EXERCISE DETAILS: The records below must be retyped exactly.

MATERIAL:
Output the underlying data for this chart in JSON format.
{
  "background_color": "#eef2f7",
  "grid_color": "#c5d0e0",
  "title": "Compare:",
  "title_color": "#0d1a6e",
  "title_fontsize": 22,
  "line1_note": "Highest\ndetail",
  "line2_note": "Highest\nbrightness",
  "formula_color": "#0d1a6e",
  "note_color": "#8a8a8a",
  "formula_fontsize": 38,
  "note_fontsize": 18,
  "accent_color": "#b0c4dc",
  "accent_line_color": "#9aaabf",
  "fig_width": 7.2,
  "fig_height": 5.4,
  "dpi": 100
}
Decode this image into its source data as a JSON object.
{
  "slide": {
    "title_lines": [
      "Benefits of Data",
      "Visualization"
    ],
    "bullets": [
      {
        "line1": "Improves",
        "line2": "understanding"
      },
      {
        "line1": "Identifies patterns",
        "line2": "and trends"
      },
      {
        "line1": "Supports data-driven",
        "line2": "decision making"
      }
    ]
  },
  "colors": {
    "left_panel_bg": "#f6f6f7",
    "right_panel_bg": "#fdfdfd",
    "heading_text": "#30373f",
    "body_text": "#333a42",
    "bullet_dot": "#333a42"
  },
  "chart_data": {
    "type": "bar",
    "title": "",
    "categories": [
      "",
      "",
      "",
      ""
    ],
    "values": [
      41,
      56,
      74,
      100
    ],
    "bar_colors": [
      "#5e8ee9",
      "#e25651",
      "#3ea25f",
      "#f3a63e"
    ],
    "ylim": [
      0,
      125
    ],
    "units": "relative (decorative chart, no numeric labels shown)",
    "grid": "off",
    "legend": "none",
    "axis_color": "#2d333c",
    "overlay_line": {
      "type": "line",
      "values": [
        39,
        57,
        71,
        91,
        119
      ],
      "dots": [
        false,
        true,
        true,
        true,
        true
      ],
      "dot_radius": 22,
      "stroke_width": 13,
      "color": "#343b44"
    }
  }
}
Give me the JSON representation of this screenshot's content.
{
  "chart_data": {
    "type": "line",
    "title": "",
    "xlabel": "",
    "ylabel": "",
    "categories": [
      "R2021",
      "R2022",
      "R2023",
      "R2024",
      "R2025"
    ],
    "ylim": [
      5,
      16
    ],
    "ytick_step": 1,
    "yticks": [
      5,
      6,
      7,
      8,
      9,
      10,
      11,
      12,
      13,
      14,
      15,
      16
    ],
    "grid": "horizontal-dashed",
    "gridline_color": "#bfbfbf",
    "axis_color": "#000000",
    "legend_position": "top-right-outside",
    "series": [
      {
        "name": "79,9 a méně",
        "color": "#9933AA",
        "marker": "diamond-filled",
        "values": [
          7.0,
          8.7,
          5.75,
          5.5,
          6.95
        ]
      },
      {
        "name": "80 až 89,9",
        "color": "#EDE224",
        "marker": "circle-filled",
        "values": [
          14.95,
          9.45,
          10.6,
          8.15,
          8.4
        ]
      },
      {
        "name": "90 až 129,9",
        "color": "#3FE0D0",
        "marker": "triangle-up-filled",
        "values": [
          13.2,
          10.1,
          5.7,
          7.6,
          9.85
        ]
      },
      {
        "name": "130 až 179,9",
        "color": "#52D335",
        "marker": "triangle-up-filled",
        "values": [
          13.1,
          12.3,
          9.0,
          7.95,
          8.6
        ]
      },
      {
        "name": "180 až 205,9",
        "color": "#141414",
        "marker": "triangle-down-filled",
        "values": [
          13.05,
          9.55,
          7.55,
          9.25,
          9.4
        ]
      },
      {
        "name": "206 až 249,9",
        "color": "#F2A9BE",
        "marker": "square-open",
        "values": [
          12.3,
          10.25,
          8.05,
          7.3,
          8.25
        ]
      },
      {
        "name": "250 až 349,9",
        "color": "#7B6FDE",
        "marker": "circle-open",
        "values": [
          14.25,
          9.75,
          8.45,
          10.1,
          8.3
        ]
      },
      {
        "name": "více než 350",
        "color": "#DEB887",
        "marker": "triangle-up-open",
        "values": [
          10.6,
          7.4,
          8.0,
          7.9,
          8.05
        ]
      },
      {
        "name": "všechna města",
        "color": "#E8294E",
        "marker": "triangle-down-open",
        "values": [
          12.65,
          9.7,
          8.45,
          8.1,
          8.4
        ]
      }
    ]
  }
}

FINISHED EXERCISE:
Output the underlying data for this chart in JSON format.
{
  "background_color": "#eef2f7",
  "grid_color": "#c5d0e0",
  "title": "Compare:",
  "title_color": "#0d1a6e",
  "title_fontsize": 22,
  "line1_note": "Highest\ndetail",
  "line2_note": "Highest\nbrightness",
  "formula_color": "#0d1a6e",
  "note_color": "#8a8a8a",
  "formula_fontsize": 38,
  "note_fontsize": 18,
  "accent_color": "#b0c4dc",
  "accent_line_color": "#9aaabf",
  "fig_width": 7.2,
  "fig_height": 5.4,
  "dpi": 100
}
Decode this image into its source data as a JSON object.
{
  "slide": {
    "title_lines": [
      "Benefits of Data",
      "Visualization"
    ],
    "bullets": [
      {
        "line1": "Improves",
        "line2": "understanding"
      },
      {
        "line1": "Identifies patterns",
        "line2": "and trends"
      },
      {
        "line1": "Supports data-driven",
        "line2": "decision making"
      }
    ]
  },
  "colors": {
    "left_panel_bg": "#f6f6f7",
    "right_panel_bg": "#fdfdfd",
    "heading_text": "#30373f",
    "body_text": "#333a42",
    "bullet_dot": "#333a42"
  },
  "chart_data": {
    "type": "bar",
    "title": "",
    "categories": [
      "",
      "",
      "",
      ""
    ],
    "values": [
      41,
      56,
      74,
      100
    ],
    "bar_colors": [
      "#5e8ee9",
      "#e25651",
      "#3ea25f",
      "#f3a63e"
    ],
    "ylim": [
      0,
      125
    ],
    "units": "relative (decorative chart, no numeric labels shown)",
    "grid": "off",
    "legend": "none",
    "axis_color": "#2d333c",
    "overlay_line": {
      "type": "line",
      "values": [
        39,
        57,
        71,
        91,
        119
      ],
      "dots": [
        false,
        true,
        true,
        true,
        true
      ],
      "dot_radius": 22,
      "stroke_width": 13,
      "color": "#343b44"
    }
  }
}
Give me the JSON representation of this screenshot's content.
{
  "chart_data": {
    "type": "line",
    "title": "",
    "xlabel": "",
    "ylabel": "",
    "categories": [
      "R2021",
      "R2022",
      "R2023",
      "R2024",
      "R2025"
    ],
    "ylim": [
      5,
      16
    ],
    "ytick_step": 1,
    "yticks": [
      5,
      6,
      7,
      8,
      9,
      10,
      11,
      12,
      13,
      14,
      15,
      16
    ],
    "grid": "horizontal-dashed",
    "gridline_color": "#bfbfbf",
    "axis_color": "#000000",
    "legend_position": "top-right-outside",
    "series": [
      {
        "name": "79,9 a méně",
        "color": "#9933AA",
        "marker": "diamond-filled",
        "values": [
          7.0,
          8.7,
          5.75,
          5.5,
          6.95
        ]
      },
      {
        "name": "80 až 89,9",
        "color": "#EDE224",
        "marker": "circle-filled",
        "values": [
          14.95,
          9.45,
          10.6,
          8.15,
          8.4
        ]
      },
      {
        "name": "90 až 129,9",
        "color": "#3FE0D0",
        "marker": "triangle-up-filled",
        "values": [
          13.2,
          10.1,
          5.7,
          7.6,
          9.85
        ]
      },
      {
        "name": "130 až 179,9",
        "color": "#52D335",
        "marker": "triangle-up-filled",
        "values": [
          13.1,
          12.3,
          9.0,
          7.95,
          8.6
        ]
      },
      {
        "name": "180 až 205,9",
        "color": "#141414",
        "marker": "triangle-down-filled",
        "values": [
          13.05,
          9.55,
          7.55,
          9.25,
          9.4
        ]
      },
      {
        "name": "206 až 249,9",
        "color": "#F2A9BE",
        "marker": "square-open",
        "values": [
          12.3,
          10.25,
          8.05,
          7.3,
          8.25
        ]
      },
      {
        "name": "250 až 349,9",
        "color": "#7B6FDE",
        "marker": "circle-open",
        "values": [
          14.25,
          9.75,
          8.45,
          10.1,
          8.3
        ]
      },
      {
        "name": "více než 350",
        "color": "#DEB887",
        "marker": "triangle-up-open",
        "values": [
          10.6,
          7.4,
          8.0,
          7.9,
          8.05
        ]
      },
      {
        "name": "všechna města",
        "color": "#E8294E",
        "marker": "triangle-down-open",
        "values": [
          12.65,
          9.7,
          8.45,
          8.1,
          8.4
        ]
      }
    ]
  }
}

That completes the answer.